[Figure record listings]
--- start ---
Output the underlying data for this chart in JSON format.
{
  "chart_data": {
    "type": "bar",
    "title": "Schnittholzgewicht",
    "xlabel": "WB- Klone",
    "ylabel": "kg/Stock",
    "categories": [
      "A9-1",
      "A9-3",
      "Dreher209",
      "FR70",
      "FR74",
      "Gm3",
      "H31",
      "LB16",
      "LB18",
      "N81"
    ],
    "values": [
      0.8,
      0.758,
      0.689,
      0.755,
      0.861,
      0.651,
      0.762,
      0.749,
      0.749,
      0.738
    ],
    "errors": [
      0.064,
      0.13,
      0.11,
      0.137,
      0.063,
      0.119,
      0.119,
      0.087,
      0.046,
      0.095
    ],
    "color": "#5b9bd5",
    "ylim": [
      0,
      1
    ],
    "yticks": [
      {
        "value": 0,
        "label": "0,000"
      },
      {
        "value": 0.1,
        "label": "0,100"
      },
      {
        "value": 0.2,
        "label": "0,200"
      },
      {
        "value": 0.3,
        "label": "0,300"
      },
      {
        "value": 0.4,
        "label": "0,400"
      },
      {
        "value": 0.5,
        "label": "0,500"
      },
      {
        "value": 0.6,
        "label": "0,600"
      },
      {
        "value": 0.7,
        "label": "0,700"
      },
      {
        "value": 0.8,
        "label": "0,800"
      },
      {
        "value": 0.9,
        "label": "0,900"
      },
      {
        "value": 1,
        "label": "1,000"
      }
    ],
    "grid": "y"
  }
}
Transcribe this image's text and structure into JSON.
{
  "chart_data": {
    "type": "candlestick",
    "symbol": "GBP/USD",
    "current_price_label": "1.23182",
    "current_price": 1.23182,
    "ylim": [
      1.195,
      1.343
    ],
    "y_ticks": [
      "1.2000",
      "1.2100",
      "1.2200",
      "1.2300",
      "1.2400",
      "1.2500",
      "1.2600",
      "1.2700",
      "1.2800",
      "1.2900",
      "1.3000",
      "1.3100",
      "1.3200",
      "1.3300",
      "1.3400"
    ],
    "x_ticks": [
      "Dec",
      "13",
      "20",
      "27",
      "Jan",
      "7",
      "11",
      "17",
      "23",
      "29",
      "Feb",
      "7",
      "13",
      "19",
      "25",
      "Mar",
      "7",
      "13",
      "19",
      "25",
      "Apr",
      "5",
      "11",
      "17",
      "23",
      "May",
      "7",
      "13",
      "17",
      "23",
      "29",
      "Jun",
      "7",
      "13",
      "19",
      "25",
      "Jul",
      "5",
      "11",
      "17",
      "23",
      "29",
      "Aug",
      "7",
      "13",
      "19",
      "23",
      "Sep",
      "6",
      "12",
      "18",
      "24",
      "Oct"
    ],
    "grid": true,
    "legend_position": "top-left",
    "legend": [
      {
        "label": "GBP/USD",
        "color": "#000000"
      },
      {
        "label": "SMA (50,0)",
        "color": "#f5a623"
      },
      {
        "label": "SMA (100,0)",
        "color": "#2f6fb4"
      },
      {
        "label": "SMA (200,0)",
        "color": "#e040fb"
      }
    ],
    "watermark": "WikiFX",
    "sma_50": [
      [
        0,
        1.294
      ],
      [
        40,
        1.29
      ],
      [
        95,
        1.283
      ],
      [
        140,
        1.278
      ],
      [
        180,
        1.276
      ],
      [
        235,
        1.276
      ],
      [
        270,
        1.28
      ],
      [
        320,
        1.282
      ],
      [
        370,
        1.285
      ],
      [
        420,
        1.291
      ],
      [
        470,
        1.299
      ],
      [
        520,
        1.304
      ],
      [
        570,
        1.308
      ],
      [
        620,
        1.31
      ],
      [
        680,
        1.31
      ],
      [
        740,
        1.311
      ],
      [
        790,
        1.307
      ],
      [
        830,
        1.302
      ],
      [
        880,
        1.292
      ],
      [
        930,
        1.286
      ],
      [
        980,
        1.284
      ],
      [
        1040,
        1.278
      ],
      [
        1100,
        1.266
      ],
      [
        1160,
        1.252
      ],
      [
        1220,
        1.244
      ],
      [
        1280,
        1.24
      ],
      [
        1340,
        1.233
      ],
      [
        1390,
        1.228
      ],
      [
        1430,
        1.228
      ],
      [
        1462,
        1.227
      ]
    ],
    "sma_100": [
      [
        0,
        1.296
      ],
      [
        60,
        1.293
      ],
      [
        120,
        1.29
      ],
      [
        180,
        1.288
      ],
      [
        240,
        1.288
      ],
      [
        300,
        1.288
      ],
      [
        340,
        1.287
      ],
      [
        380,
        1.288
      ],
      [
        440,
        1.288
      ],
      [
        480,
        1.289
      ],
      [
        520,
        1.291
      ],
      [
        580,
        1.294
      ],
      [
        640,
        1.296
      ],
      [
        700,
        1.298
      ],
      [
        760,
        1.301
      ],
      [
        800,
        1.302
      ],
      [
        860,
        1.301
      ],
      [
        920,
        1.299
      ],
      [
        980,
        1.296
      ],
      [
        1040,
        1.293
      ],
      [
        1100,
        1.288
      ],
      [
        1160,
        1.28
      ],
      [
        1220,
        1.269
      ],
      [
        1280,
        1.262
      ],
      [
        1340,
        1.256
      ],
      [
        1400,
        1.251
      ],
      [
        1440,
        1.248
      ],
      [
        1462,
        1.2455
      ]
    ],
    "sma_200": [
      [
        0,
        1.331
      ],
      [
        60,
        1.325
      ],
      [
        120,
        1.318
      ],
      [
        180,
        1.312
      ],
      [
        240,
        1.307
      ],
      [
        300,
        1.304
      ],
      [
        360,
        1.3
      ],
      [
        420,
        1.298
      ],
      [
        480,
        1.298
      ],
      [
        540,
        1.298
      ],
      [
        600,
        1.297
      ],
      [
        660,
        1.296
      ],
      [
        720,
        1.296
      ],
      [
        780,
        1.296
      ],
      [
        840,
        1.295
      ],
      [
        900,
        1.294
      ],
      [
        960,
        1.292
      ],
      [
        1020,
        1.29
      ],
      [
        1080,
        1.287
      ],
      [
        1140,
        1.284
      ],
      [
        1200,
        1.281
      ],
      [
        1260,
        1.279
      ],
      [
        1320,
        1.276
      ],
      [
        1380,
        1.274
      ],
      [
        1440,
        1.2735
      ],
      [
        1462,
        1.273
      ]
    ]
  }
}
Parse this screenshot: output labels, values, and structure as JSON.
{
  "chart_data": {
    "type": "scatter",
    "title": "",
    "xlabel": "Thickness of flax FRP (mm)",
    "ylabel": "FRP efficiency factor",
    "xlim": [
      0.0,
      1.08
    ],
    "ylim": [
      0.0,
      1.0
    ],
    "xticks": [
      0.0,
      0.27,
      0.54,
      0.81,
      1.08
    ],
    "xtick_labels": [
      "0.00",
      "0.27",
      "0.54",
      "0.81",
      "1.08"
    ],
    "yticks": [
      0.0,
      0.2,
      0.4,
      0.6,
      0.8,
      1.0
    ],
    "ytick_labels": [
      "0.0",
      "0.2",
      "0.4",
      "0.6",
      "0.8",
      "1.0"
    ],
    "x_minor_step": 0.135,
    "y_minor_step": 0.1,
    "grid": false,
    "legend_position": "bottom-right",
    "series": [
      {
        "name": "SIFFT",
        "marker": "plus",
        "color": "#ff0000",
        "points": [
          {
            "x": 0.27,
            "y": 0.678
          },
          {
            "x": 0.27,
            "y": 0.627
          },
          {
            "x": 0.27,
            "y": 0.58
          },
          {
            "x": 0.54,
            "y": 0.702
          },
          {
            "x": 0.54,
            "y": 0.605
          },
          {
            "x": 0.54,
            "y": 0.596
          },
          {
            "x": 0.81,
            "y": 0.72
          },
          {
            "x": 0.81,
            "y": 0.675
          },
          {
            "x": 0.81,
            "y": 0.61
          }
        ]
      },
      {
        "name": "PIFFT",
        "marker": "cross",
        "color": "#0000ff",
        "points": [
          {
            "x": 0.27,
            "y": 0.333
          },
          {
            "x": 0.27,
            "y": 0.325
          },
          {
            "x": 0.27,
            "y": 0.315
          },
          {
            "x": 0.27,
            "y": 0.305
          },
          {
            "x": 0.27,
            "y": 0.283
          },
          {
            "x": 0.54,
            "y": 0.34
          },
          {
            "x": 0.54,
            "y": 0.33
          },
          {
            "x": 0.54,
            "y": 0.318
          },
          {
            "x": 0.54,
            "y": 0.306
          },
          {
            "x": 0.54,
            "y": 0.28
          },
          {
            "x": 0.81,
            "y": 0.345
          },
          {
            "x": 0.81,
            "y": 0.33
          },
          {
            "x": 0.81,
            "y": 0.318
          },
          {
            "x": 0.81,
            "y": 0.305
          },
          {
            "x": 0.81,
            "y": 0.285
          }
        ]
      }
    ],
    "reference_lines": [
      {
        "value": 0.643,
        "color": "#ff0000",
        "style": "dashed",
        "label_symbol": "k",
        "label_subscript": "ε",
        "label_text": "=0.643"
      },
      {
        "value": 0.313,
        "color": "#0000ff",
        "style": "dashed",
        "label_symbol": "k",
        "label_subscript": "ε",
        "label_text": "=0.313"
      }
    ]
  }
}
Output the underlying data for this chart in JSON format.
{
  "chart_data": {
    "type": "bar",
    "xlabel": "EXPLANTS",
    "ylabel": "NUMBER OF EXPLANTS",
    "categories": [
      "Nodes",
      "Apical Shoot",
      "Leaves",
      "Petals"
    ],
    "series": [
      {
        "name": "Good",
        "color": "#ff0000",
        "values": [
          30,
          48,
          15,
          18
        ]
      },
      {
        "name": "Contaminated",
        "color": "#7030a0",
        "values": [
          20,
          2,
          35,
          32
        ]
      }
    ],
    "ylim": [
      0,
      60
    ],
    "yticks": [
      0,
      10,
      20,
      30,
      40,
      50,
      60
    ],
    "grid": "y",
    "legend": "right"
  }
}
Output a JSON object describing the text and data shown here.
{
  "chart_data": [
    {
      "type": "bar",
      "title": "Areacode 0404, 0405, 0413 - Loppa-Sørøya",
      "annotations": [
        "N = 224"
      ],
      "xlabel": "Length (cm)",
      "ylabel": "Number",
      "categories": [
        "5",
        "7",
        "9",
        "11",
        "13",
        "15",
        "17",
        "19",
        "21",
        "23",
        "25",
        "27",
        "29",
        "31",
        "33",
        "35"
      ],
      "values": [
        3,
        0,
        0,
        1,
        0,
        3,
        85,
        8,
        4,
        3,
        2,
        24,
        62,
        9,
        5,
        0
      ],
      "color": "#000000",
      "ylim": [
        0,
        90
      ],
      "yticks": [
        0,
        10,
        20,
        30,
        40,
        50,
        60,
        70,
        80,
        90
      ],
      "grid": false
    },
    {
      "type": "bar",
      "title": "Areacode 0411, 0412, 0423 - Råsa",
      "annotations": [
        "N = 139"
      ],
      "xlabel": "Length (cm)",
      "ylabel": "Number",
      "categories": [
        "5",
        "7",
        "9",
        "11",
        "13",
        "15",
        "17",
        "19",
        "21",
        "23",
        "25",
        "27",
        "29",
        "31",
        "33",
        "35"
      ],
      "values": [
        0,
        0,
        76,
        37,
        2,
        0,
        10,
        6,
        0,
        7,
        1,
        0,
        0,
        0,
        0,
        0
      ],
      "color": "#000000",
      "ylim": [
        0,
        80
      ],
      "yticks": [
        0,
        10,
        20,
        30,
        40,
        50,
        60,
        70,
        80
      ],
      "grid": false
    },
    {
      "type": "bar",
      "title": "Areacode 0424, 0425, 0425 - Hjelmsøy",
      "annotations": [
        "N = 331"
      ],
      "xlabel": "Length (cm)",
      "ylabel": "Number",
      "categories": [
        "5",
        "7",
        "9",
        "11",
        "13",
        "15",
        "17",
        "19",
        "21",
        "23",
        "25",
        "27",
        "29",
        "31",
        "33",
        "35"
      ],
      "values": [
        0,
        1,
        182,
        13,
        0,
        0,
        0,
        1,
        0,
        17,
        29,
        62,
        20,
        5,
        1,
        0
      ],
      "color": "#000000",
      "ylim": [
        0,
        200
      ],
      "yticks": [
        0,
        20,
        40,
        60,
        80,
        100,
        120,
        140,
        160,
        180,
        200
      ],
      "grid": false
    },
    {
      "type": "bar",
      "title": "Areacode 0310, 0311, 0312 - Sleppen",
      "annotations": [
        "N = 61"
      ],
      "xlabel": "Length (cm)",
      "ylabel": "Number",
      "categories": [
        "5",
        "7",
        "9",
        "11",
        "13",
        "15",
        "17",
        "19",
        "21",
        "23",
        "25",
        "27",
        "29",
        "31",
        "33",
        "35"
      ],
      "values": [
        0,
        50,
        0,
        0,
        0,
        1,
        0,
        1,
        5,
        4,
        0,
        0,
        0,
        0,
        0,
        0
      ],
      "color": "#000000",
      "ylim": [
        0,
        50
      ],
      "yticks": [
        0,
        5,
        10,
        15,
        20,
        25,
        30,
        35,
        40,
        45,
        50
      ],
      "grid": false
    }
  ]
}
--- end ---
### EXERCISE BRIEF
Count each line above in which the string "structure" appears, then state only the total.

### IN RESPONSE
2